Reproduce the lines below character for character, keeping every one of them in its original order.

#### Records for this exercise

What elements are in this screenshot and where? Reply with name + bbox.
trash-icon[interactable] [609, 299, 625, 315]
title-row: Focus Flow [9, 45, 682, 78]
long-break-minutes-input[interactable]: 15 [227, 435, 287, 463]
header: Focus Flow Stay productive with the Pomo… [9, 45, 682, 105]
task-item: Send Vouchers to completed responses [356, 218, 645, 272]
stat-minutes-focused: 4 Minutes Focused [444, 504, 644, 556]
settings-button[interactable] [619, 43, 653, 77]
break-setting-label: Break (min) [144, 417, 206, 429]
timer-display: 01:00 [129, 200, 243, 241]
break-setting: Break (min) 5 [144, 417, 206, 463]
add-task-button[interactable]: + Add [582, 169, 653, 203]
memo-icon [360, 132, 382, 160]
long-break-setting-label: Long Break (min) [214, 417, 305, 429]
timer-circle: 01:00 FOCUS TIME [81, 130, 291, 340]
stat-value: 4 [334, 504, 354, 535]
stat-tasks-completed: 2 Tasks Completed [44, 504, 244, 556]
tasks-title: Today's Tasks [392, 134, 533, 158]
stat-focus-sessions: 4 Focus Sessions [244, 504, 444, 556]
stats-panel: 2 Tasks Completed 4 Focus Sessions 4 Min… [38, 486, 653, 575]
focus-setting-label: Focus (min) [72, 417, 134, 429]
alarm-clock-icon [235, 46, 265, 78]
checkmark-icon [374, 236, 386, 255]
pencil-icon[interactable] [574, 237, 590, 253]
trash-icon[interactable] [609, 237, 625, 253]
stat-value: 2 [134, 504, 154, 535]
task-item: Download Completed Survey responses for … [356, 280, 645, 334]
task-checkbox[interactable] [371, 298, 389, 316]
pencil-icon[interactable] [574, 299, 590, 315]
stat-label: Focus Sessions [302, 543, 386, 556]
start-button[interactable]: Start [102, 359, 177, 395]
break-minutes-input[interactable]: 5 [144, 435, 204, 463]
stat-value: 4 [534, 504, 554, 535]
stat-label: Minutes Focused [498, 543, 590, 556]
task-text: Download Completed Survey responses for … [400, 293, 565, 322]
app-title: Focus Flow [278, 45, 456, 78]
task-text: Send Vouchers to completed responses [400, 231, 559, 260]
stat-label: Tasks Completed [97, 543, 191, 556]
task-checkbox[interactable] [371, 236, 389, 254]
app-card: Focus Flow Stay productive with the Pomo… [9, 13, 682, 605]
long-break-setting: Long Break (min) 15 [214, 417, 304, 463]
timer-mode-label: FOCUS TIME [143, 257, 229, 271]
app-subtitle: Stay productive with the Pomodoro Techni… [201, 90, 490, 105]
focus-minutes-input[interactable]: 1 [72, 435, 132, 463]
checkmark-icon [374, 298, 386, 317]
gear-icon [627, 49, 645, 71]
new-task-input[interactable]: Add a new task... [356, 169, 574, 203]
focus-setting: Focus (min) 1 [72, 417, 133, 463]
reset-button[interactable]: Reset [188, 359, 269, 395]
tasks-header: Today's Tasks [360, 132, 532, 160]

########

**Solution below**
What elements are in this screenshot and where? Reply with name + bbox.
trash-icon[interactable] [609, 299, 625, 315]
title-row: Focus Flow [9, 45, 682, 78]
long-break-minutes-input[interactable]: 15 [227, 435, 287, 463]
header: Focus Flow Stay productive with the Pomo… [9, 45, 682, 105]
task-item: Send Vouchers to completed responses [356, 218, 645, 272]
stat-minutes-focused: 4 Minutes Focused [444, 504, 644, 556]
settings-button[interactable] [619, 43, 653, 77]
break-setting-label: Break (min) [144, 417, 206, 429]
timer-display: 01:00 [129, 200, 243, 241]
break-setting: Break (min) 5 [144, 417, 206, 463]
add-task-button[interactable]: + Add [582, 169, 653, 203]
memo-icon [360, 132, 382, 160]
long-break-setting-label: Long Break (min) [214, 417, 305, 429]
timer-circle: 01:00 FOCUS TIME [81, 130, 291, 340]
stat-value: 4 [334, 504, 354, 535]
stat-tasks-completed: 2 Tasks Completed [44, 504, 244, 556]
tasks-title: Today's Tasks [392, 134, 533, 158]
stat-focus-sessions: 4 Focus Sessions [244, 504, 444, 556]
stats-panel: 2 Tasks Completed 4 Focus Sessions 4 Min… [38, 486, 653, 575]
focus-setting-label: Focus (min) [72, 417, 134, 429]
alarm-clock-icon [235, 46, 265, 78]
checkmark-icon [374, 236, 386, 255]
pencil-icon[interactable] [574, 237, 590, 253]
trash-icon[interactable] [609, 237, 625, 253]
stat-value: 2 [134, 504, 154, 535]
task-item: Download Completed Survey responses for … [356, 280, 645, 334]
task-checkbox[interactable] [371, 298, 389, 316]
pencil-icon[interactable] [574, 299, 590, 315]
stat-label: Focus Sessions [302, 543, 386, 556]
start-button[interactable]: Start [102, 359, 177, 395]
break-minutes-input[interactable]: 5 [144, 435, 204, 463]
stat-value: 4 [534, 504, 554, 535]
stat-label: Minutes Focused [498, 543, 590, 556]
task-text: Download Completed Survey responses for … [400, 293, 565, 322]
app-title: Focus Flow [278, 45, 456, 78]
task-text: Send Vouchers to completed responses [400, 231, 559, 260]
stat-label: Tasks Completed [97, 543, 191, 556]
task-checkbox[interactable] [371, 236, 389, 254]
app-card: Focus Flow Stay productive with the Pomo… [9, 13, 682, 605]
long-break-setting: Long Break (min) 15 [214, 417, 304, 463]
timer-mode-label: FOCUS TIME [143, 257, 229, 271]
app-subtitle: Stay productive with the Pomodoro Techni… [201, 90, 490, 105]
focus-minutes-input[interactable]: 1 [72, 435, 132, 463]
checkmark-icon [374, 298, 386, 317]
gear-icon [627, 49, 645, 71]
new-task-input[interactable]: Add a new task... [356, 169, 574, 203]
focus-setting: Focus (min) 1 [72, 417, 133, 463]
reset-button[interactable]: Reset [188, 359, 269, 395]
tasks-header: Today's Tasks [360, 132, 532, 160]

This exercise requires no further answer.